Dataset entries on figures
==============================
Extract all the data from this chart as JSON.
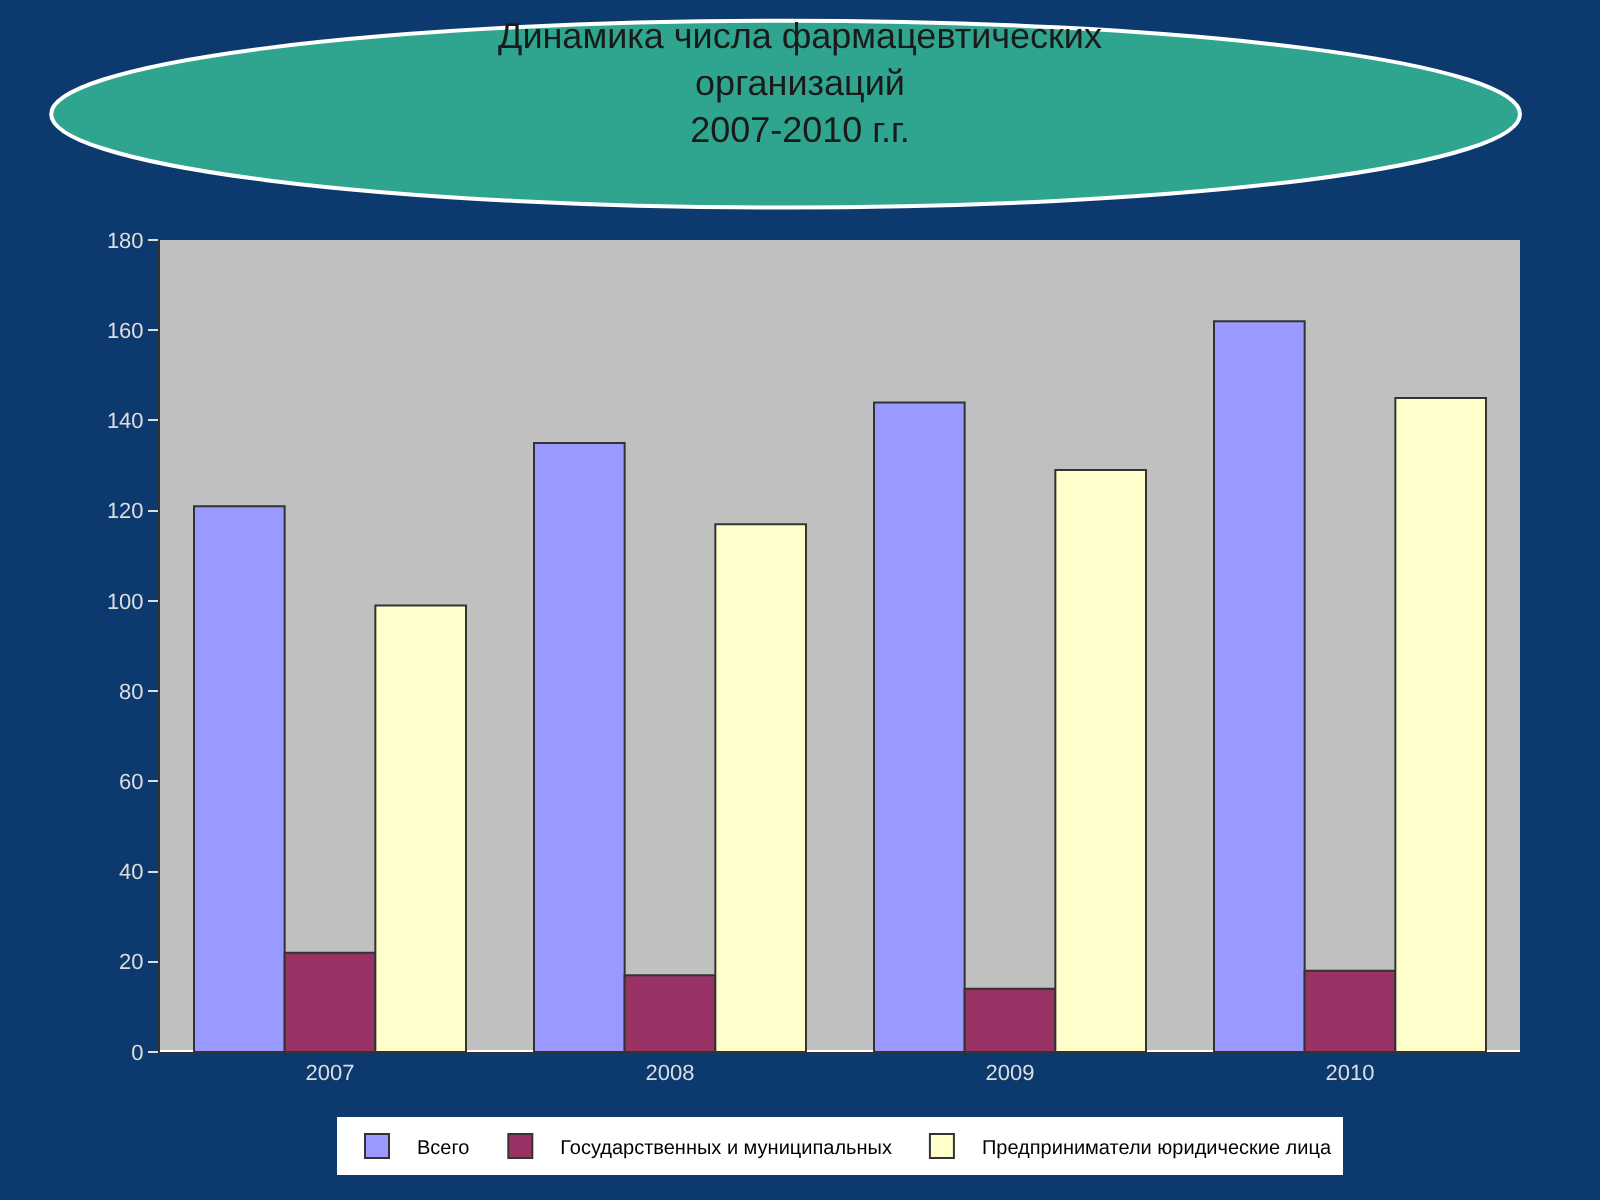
{
  "chart_data": {
    "type": "bar",
    "title": "Динамика числа фармацевтических\nорганизаций\n2007-2010 г.г.",
    "categories": [
      "2007",
      "2008",
      "2009",
      "2010"
    ],
    "series": [
      {
        "name": "Всего",
        "color": "#9999ff",
        "values": [
          121,
          135,
          144,
          162
        ]
      },
      {
        "name": "Государственных и муниципальных",
        "color": "#993366",
        "values": [
          22,
          17,
          14,
          18
        ]
      },
      {
        "name": "Предприниматели юридические лица",
        "color": "#ffffcc",
        "values": [
          99,
          117,
          129,
          145
        ]
      }
    ],
    "ylim": [
      0,
      180
    ],
    "yticks": [
      0,
      20,
      40,
      60,
      80,
      100,
      120,
      140,
      160,
      180
    ],
    "grid": false,
    "legend": "bottom"
  }
}
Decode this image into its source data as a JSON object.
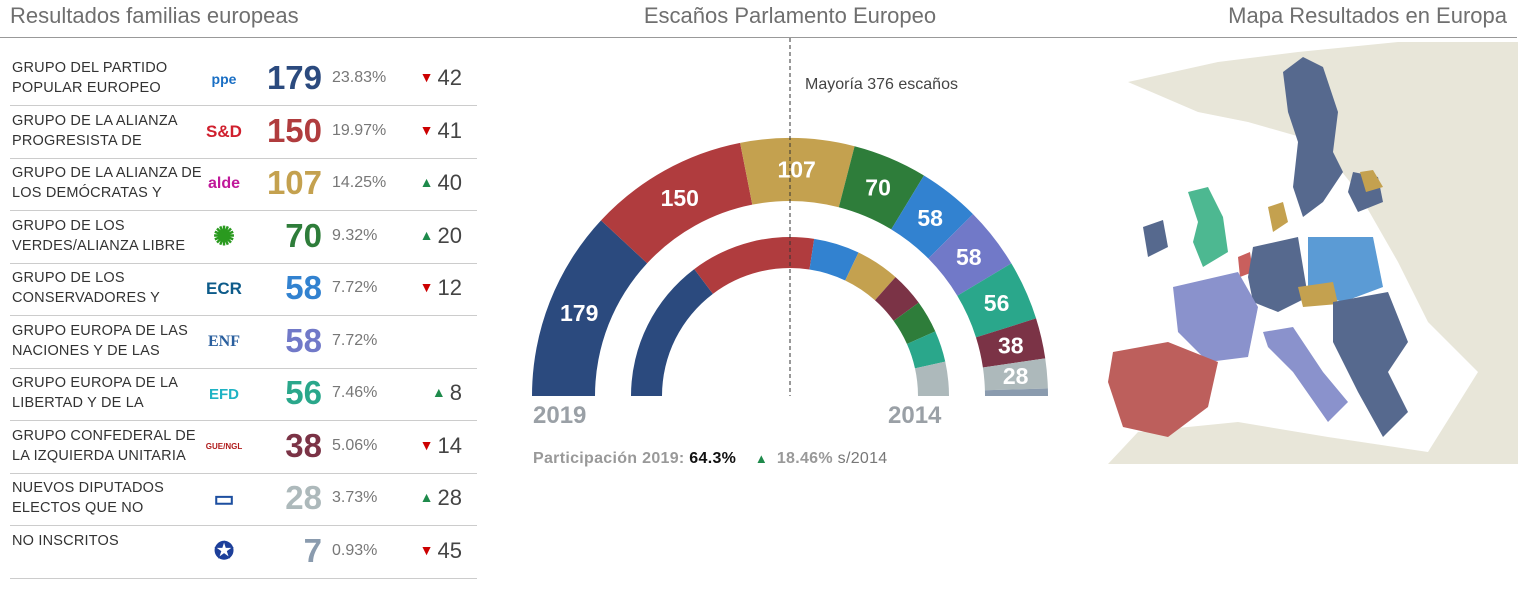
{
  "titles": {
    "left": "Resultados familias europeas",
    "center": "Escaños Parlamento Europeo",
    "right": "Mapa Resultados en Europa"
  },
  "groups": [
    {
      "name": "GRUPO DEL PARTIDO POPULAR EUROPEO",
      "logo": "ppe",
      "seats": "179",
      "pct": "23.83%",
      "dir": "down",
      "change": "42",
      "color": "#2b4a7e",
      "seats2014": 221
    },
    {
      "name": "GRUPO DE LA ALIANZA PROGRESISTA DE",
      "logo": "S&D",
      "seats": "150",
      "pct": "19.97%",
      "dir": "down",
      "change": "41",
      "color": "#b03c3e",
      "seats2014": 191
    },
    {
      "name": "GRUPO DE LA ALIANZA DE LOS DEMÓCRATAS Y",
      "logo": "alde",
      "seats": "107",
      "pct": "14.25%",
      "dir": "up",
      "change": "40",
      "color": "#c4a14f",
      "seats2014": 67
    },
    {
      "name": "GRUPO DE LOS VERDES/ALIANZA LIBRE",
      "logo": "greens",
      "seats": "70",
      "pct": "9.32%",
      "dir": "up",
      "change": "20",
      "color": "#2e7d3a",
      "seats2014": 50
    },
    {
      "name": "GRUPO DE LOS CONSERVADORES Y",
      "logo": "ECR",
      "seats": "58",
      "pct": "7.72%",
      "dir": "down",
      "change": "12",
      "color": "#3282d0",
      "seats2014": 70
    },
    {
      "name": "GRUPO EUROPA DE LAS NACIONES Y DE LAS",
      "logo": "ENF",
      "seats": "58",
      "pct": "7.72%",
      "dir": "",
      "change": "",
      "color": "#7179c8",
      "seats2014": 0
    },
    {
      "name": "GRUPO EUROPA DE LA LIBERTAD Y DE LA",
      "logo": "EFD",
      "seats": "56",
      "pct": "7.46%",
      "dir": "up",
      "change": "8",
      "color": "#2aa78b",
      "seats2014": 48
    },
    {
      "name": "GRUPO CONFEDERAL DE LA IZQUIERDA UNITARIA",
      "logo": "GUE/NGL",
      "seats": "38",
      "pct": "5.06%",
      "dir": "down",
      "change": "14",
      "color": "#7b3346",
      "seats2014": 52
    },
    {
      "name": "NUEVOS DIPUTADOS ELECTOS QUE NO",
      "logo": "parliament",
      "seats": "28",
      "pct": "3.73%",
      "dir": "up",
      "change": "28",
      "color": "#adb9bb",
      "seats2014": 0
    },
    {
      "name": "NO INSCRITOS",
      "logo": "eu-stars",
      "seats": "7",
      "pct": "0.93%",
      "dir": "down",
      "change": "45",
      "color": "#8a9bae",
      "seats2014": 52
    }
  ],
  "chart_data": {
    "type": "pie",
    "subtype": "semicircle-donut",
    "majority_label": "Mayoría 376 escaños",
    "rings": [
      {
        "name": "2019",
        "categories": [
          "PPE",
          "S&D",
          "ALDE",
          "Verdes/ALE",
          "ECR",
          "ENF",
          "EFDD",
          "GUE/NGL",
          "Nuevos",
          "NI"
        ],
        "values": [
          179,
          150,
          107,
          70,
          58,
          58,
          56,
          38,
          28,
          7
        ]
      },
      {
        "name": "2014",
        "categories": [
          "PPE",
          "S&D",
          "ECR",
          "ALDE",
          "GUE/NGL",
          "Verdes/ALE",
          "EFDD",
          "NI"
        ],
        "values": [
          221,
          191,
          70,
          67,
          52,
          50,
          48,
          52
        ]
      }
    ],
    "ring_colors": {
      "outer": [
        "#2b4a7e",
        "#b03c3e",
        "#c4a14f",
        "#2e7d3a",
        "#3282d0",
        "#7179c8",
        "#2aa78b",
        "#7b3346",
        "#adb9bb",
        "#8a9bae"
      ],
      "inner": [
        "#2b4a7e",
        "#b03c3e",
        "#3282d0",
        "#c4a14f",
        "#7b3346",
        "#2e7d3a",
        "#2aa78b",
        "#adb9bb"
      ]
    }
  },
  "participation": {
    "label": "Participación 2019:",
    "value": "64.3%",
    "change": "18.46%",
    "suffix": "s/2014"
  },
  "colors": {
    "up": "#1e8a4b",
    "down": "#cc0000"
  }
}
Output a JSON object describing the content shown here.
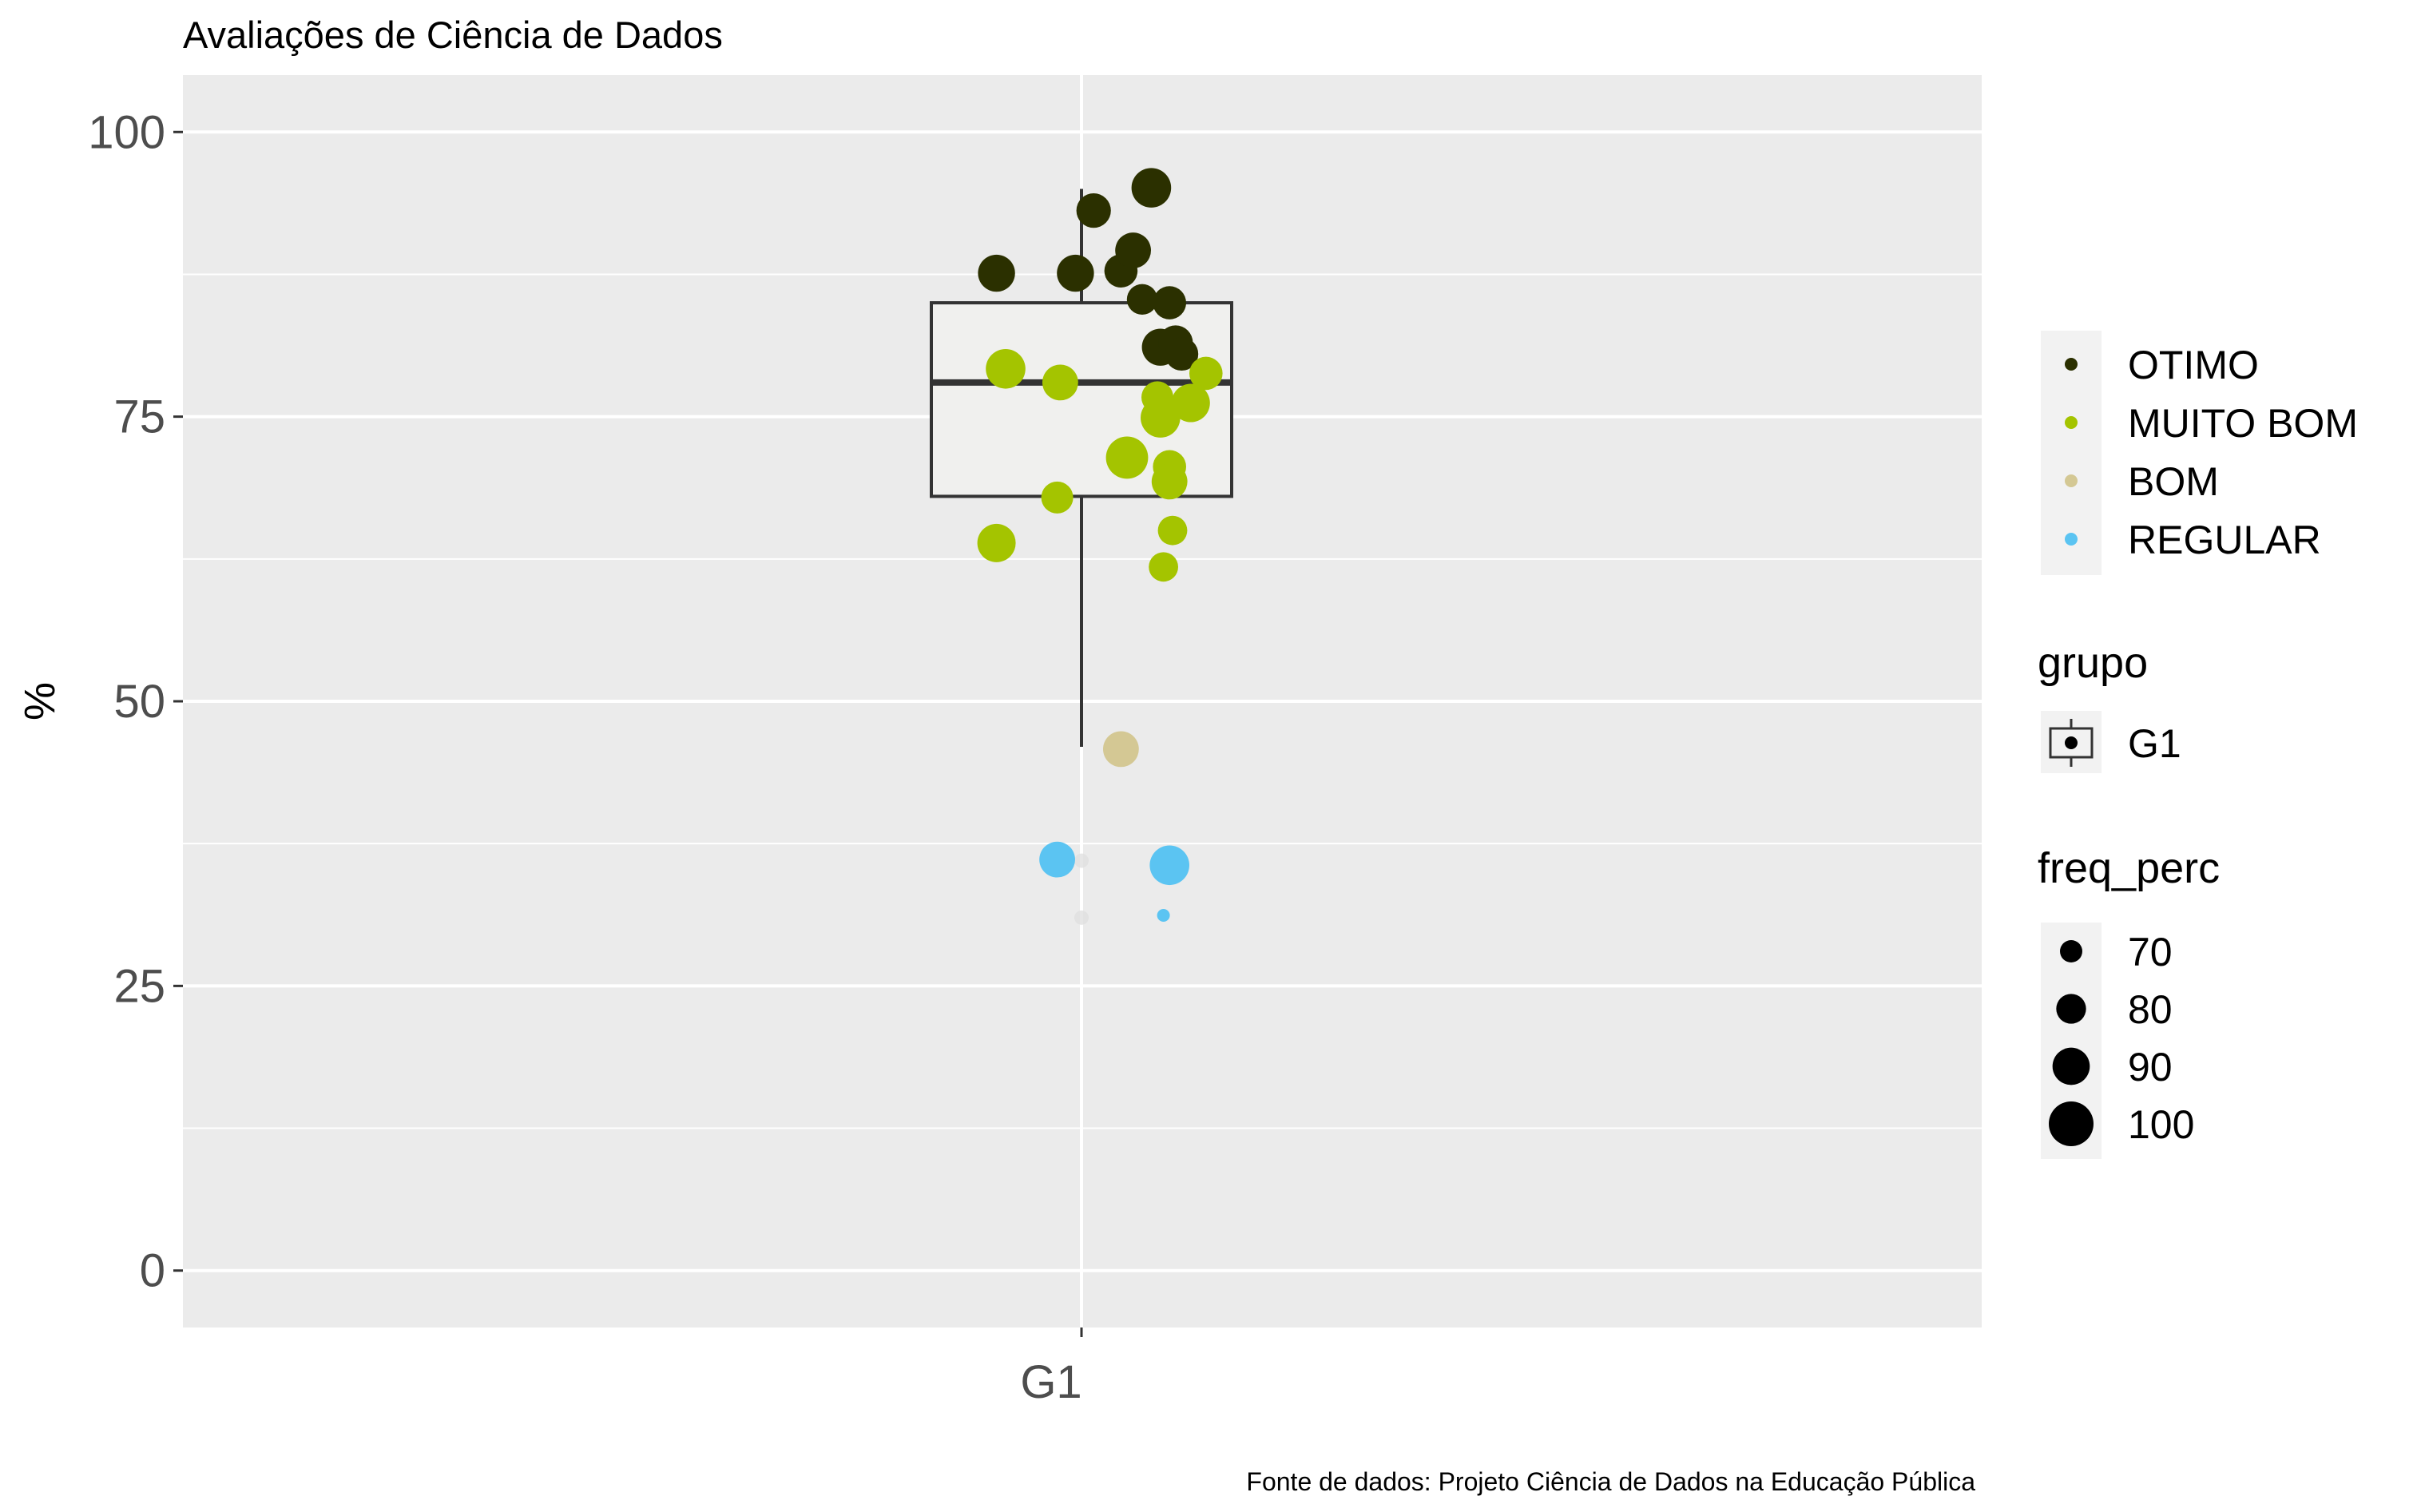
{
  "title": "Avaliações de Ciência de Dados",
  "caption": "Fonte de dados: Projeto Ciência de Dados na Educação Pública",
  "chart_data": {
    "type": "boxplot+scatter",
    "ylabel": "%",
    "xlabel": "",
    "ylim": [
      -5,
      105
    ],
    "yticks": [
      0,
      25,
      50,
      75,
      100
    ],
    "y_tick_labels": [
      "0",
      "25",
      "50",
      "75",
      "100"
    ],
    "categories": [
      "G1"
    ],
    "panel_background": "#ebebeb",
    "grid": true,
    "boxplot": {
      "category": "G1",
      "min": 46,
      "q1": 68,
      "median": 78,
      "q3": 85,
      "max": 95,
      "fill": "#f0f0ee",
      "stroke": "#333333"
    },
    "color_legend": {
      "title": "",
      "entries": [
        {
          "name": "OTIMO",
          "color": "#2b3000"
        },
        {
          "name": "MUITO BOM",
          "color": "#a4c400"
        },
        {
          "name": "BOM",
          "color": "#d4c894"
        },
        {
          "name": "REGULAR",
          "color": "#5bc4f2"
        }
      ]
    },
    "group_legend": {
      "title": "grupo",
      "entries": [
        "G1"
      ]
    },
    "size_legend": {
      "title": "freq_perc",
      "values": [
        70,
        80,
        90,
        100
      ],
      "labels": [
        "70",
        "80",
        "90",
        "100"
      ]
    },
    "series": [
      {
        "name": "OTIMO",
        "color": "#2b3000",
        "points": [
          {
            "x": -0.14,
            "y": 87.6,
            "size": 88
          },
          {
            "x": -0.01,
            "y": 87.6,
            "size": 88
          },
          {
            "x": 0.02,
            "y": 93.1,
            "size": 84
          },
          {
            "x": 0.065,
            "y": 87.8,
            "size": 82
          },
          {
            "x": 0.085,
            "y": 89.6,
            "size": 86
          },
          {
            "x": 0.115,
            "y": 95.1,
            "size": 92
          },
          {
            "x": 0.1,
            "y": 85.3,
            "size": 78
          },
          {
            "x": 0.145,
            "y": 85.0,
            "size": 82
          },
          {
            "x": 0.13,
            "y": 81.1,
            "size": 88
          },
          {
            "x": 0.155,
            "y": 81.5,
            "size": 84
          },
          {
            "x": 0.165,
            "y": 80.5,
            "size": 82
          }
        ]
      },
      {
        "name": "MUITO BOM",
        "color": "#a4c400",
        "points": [
          {
            "x": -0.125,
            "y": 79.2,
            "size": 92
          },
          {
            "x": -0.035,
            "y": 78.0,
            "size": 86
          },
          {
            "x": -0.04,
            "y": 67.9,
            "size": 80
          },
          {
            "x": -0.14,
            "y": 63.9,
            "size": 90
          },
          {
            "x": 0.075,
            "y": 71.4,
            "size": 96
          },
          {
            "x": 0.125,
            "y": 76.7,
            "size": 80
          },
          {
            "x": 0.13,
            "y": 74.9,
            "size": 92
          },
          {
            "x": 0.18,
            "y": 76.2,
            "size": 90
          },
          {
            "x": 0.205,
            "y": 78.8,
            "size": 82
          },
          {
            "x": 0.145,
            "y": 70.6,
            "size": 82
          },
          {
            "x": 0.145,
            "y": 69.3,
            "size": 86
          },
          {
            "x": 0.15,
            "y": 65.0,
            "size": 76
          },
          {
            "x": 0.135,
            "y": 61.8,
            "size": 76
          }
        ]
      },
      {
        "name": "BOM",
        "color": "#d4c894",
        "points": [
          {
            "x": 0.065,
            "y": 45.8,
            "size": 86
          }
        ]
      },
      {
        "name": "REGULAR",
        "color": "#5bc4f2",
        "points": [
          {
            "x": -0.04,
            "y": 36.1,
            "size": 86
          },
          {
            "x": 0.145,
            "y": 35.6,
            "size": 92
          },
          {
            "x": 0.135,
            "y": 31.2,
            "size": 50
          }
        ]
      }
    ],
    "faint_points": [
      {
        "x": 0.0,
        "y": 36.0
      },
      {
        "x": 0.0,
        "y": 31.0
      }
    ]
  }
}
==============================
§ **SHORT PROBLEM**
Some lines of the data above may hold the word "Dados"; report how many do, and nothing else.

§ **EXERCISE RESULT**
2